What you will do: Find the line containing "Output the text content of this document.", then output it and every line after it through the end of the listing below, exactly as written.

··········

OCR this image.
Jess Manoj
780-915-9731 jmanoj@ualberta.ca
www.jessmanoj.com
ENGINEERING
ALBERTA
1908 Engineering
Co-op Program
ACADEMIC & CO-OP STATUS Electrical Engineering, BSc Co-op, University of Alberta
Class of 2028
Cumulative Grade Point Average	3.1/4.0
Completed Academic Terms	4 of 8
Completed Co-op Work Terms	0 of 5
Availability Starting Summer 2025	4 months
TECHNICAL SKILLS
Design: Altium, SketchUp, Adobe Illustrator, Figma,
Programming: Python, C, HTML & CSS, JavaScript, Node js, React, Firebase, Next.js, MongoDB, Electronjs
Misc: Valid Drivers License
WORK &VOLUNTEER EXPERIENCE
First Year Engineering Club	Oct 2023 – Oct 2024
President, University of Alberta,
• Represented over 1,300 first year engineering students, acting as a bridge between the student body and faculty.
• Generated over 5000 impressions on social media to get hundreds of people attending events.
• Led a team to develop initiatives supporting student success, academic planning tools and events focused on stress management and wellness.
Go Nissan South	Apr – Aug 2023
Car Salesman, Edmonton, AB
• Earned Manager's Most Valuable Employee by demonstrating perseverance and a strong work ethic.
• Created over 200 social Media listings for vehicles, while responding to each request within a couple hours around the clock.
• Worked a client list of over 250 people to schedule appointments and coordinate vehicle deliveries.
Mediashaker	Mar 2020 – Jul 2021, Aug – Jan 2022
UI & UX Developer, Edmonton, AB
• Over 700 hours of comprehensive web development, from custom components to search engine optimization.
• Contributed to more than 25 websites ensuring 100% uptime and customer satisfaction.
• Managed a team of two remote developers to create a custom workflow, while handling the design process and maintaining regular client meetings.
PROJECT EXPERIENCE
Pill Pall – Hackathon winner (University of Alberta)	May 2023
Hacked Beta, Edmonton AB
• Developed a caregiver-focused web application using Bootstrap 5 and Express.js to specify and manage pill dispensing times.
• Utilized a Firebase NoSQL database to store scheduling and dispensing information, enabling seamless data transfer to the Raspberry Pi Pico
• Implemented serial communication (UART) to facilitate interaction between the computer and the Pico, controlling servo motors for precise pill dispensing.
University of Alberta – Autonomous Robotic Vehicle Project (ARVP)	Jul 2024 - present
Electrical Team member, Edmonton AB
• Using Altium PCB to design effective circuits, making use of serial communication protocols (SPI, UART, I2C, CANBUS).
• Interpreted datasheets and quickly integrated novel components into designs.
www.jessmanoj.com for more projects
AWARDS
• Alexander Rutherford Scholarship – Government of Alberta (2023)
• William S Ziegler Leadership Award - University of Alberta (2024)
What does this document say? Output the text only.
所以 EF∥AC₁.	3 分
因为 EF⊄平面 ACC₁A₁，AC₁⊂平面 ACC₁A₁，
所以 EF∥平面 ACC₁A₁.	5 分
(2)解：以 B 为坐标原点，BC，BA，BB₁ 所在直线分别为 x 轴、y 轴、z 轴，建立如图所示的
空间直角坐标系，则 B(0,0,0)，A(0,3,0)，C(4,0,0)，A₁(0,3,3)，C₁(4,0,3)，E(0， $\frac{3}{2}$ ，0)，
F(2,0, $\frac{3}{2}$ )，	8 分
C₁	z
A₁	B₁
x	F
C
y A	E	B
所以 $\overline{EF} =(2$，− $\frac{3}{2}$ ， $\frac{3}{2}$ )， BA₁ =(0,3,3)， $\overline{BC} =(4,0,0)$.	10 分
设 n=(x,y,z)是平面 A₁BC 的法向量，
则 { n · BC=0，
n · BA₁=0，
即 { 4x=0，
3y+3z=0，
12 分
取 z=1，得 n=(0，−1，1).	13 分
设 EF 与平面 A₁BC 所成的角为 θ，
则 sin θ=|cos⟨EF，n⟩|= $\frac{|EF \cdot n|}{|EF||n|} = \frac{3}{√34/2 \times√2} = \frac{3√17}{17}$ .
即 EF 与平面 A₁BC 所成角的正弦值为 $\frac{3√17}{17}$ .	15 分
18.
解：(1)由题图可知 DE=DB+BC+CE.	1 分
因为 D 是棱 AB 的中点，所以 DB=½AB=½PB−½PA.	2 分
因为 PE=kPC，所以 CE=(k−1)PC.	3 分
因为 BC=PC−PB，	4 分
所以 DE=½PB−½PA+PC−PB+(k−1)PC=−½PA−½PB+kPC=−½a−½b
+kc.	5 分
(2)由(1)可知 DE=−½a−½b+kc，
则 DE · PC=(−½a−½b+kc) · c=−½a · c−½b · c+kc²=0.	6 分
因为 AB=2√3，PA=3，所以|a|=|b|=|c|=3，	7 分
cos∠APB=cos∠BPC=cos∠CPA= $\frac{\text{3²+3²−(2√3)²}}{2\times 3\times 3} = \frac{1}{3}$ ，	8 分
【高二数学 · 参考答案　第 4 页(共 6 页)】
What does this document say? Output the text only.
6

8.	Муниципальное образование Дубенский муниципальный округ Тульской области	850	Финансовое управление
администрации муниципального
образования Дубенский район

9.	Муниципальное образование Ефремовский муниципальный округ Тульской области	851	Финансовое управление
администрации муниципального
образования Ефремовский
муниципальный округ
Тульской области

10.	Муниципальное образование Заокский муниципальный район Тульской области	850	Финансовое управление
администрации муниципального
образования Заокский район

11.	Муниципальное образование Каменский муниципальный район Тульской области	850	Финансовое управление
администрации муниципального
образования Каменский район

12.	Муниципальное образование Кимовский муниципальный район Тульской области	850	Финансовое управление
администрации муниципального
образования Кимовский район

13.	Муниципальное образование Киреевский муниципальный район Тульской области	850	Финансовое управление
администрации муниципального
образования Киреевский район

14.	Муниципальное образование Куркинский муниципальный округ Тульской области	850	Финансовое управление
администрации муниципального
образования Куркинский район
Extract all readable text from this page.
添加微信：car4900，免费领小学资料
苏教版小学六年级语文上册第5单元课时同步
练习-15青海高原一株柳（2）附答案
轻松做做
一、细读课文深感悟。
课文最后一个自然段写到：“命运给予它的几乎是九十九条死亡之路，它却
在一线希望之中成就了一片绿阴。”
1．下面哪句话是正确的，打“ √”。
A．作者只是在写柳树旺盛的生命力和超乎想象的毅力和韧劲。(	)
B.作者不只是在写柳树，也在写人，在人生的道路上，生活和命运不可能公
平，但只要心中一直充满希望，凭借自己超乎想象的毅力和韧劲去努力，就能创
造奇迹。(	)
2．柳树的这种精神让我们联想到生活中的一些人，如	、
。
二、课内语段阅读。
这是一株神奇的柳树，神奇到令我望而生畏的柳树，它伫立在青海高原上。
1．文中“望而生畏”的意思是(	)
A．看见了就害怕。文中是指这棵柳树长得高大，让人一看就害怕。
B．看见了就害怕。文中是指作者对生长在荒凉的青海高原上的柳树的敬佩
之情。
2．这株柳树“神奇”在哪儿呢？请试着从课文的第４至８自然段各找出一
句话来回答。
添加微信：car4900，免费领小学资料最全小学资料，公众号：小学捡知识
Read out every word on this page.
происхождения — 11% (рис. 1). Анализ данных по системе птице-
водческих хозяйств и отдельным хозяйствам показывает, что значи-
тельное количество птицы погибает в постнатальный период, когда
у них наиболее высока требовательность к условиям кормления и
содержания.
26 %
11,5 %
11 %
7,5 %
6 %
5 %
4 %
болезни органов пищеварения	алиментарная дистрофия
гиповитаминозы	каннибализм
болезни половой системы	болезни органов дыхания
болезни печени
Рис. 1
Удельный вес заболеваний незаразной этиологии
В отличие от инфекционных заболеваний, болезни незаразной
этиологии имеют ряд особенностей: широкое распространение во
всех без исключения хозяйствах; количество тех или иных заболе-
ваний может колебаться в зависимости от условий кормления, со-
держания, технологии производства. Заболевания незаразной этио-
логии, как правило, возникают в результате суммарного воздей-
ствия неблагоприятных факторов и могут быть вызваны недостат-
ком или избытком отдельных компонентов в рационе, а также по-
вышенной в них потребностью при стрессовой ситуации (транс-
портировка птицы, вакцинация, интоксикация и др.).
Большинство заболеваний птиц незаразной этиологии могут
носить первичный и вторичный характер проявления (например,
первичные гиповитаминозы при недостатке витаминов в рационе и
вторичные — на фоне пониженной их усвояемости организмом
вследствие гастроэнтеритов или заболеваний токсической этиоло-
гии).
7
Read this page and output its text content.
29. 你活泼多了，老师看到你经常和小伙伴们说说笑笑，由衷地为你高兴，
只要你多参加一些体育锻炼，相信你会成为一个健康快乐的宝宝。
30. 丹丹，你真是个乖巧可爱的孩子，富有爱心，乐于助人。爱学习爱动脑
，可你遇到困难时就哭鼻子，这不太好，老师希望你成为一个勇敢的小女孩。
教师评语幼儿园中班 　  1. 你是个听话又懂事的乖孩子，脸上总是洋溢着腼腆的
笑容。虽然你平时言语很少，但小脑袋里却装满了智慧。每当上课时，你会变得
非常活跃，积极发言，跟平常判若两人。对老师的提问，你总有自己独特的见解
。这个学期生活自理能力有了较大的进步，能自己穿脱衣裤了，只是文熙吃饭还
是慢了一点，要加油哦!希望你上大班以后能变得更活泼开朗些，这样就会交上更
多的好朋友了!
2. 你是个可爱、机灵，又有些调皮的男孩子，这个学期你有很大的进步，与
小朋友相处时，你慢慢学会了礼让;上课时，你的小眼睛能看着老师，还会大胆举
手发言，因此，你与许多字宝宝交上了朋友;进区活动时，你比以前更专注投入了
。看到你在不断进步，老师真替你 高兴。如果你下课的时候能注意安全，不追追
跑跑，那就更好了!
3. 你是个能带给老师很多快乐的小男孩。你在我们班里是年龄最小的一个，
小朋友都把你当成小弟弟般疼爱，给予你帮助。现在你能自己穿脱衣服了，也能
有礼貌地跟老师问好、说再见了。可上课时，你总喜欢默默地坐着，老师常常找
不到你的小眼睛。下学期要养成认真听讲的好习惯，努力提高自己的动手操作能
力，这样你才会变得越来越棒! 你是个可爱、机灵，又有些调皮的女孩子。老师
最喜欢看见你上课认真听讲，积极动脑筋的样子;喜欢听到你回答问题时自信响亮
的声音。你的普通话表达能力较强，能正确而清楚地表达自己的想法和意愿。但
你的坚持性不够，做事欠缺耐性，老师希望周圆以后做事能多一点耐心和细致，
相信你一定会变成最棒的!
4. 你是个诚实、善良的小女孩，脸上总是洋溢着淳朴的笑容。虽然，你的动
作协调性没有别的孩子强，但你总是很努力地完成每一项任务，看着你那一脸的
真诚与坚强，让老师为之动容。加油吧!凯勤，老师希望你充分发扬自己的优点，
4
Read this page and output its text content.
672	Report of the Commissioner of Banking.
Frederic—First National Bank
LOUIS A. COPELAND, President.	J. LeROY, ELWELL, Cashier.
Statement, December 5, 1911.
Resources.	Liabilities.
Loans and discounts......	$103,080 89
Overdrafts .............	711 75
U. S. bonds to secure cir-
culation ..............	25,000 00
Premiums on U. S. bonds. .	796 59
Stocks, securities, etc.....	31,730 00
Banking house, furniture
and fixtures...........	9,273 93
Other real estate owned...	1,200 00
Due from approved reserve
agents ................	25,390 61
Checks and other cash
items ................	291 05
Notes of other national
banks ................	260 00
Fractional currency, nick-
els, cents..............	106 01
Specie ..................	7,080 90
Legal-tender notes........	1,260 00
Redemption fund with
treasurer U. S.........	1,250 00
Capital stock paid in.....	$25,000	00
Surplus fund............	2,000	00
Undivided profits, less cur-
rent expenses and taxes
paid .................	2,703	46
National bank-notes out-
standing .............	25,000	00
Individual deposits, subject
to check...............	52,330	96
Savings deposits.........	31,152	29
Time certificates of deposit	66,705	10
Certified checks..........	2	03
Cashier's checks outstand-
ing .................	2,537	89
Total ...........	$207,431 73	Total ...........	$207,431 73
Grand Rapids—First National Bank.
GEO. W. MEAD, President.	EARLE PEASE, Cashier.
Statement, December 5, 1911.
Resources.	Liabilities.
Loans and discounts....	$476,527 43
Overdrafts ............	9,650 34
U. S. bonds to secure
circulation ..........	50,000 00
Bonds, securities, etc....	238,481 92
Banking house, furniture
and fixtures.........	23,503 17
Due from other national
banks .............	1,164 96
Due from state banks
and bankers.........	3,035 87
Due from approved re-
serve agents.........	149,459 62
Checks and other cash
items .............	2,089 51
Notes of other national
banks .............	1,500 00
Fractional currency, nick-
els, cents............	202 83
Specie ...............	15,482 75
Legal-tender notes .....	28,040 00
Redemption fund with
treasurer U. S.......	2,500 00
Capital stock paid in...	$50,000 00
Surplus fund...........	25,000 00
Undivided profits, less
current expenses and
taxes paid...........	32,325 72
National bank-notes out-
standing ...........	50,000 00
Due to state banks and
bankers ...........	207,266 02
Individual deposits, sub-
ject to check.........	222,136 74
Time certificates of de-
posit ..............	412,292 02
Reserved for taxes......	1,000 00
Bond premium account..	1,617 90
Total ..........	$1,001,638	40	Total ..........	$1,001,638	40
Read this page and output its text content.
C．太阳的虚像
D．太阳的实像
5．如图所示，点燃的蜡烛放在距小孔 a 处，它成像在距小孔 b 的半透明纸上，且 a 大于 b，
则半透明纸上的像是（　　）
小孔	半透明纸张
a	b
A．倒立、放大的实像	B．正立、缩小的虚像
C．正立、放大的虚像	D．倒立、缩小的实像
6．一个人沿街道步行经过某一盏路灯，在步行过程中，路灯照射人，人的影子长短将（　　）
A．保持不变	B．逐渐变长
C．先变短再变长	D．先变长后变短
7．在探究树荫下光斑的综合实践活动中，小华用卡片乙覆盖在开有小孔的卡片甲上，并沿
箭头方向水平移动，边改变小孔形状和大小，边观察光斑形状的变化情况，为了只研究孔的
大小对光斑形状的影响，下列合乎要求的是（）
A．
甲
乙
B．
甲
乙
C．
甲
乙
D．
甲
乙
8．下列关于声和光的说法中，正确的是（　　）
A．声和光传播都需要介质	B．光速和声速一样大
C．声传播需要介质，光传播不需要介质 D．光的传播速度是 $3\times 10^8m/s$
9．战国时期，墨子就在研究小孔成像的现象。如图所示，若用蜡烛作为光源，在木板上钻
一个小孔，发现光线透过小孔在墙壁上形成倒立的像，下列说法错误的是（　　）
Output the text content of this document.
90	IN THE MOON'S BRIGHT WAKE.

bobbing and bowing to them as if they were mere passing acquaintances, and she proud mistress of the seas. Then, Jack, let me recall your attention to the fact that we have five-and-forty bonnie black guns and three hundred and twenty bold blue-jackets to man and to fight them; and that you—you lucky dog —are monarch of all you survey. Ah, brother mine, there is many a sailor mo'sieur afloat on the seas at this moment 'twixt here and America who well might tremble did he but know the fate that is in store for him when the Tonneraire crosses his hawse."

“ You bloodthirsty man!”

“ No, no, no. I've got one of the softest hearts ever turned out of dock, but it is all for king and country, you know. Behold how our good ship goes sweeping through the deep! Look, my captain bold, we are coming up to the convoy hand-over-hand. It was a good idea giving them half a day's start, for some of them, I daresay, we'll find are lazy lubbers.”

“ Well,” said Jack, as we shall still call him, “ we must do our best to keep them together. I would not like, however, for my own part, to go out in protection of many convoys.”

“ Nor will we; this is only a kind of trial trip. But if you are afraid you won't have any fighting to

··········

Result of this task:
Output the text content of this document.
90	IN THE MOON'S BRIGHT WAKE.

bobbing and bowing to them as if they were mere passing acquaintances, and she proud mistress of the seas. Then, Jack, let me recall your attention to the fact that we have five-and-forty bonnie black guns and three hundred and twenty bold blue-jackets to man and to fight them; and that you—you lucky dog —are monarch of all you survey. Ah, brother mine, there is many a sailor mo'sieur afloat on the seas at this moment 'twixt here and America who well might tremble did he but know the fate that is in store for him when the Tonneraire crosses his hawse."

“ You bloodthirsty man!”

“ No, no, no. I've got one of the softest hearts ever turned out of dock, but it is all for king and country, you know. Behold how our good ship goes sweeping through the deep! Look, my captain bold, we are coming up to the convoy hand-over-hand. It was a good idea giving them half a day's start, for some of them, I daresay, we'll find are lazy lubbers.”

“ Well,” said Jack, as we shall still call him, “ we must do our best to keep them together. I would not like, however, for my own part, to go out in protection of many convoys.”

“ Nor will we; this is only a kind of trial trip. But if you are afraid you won't have any fighting to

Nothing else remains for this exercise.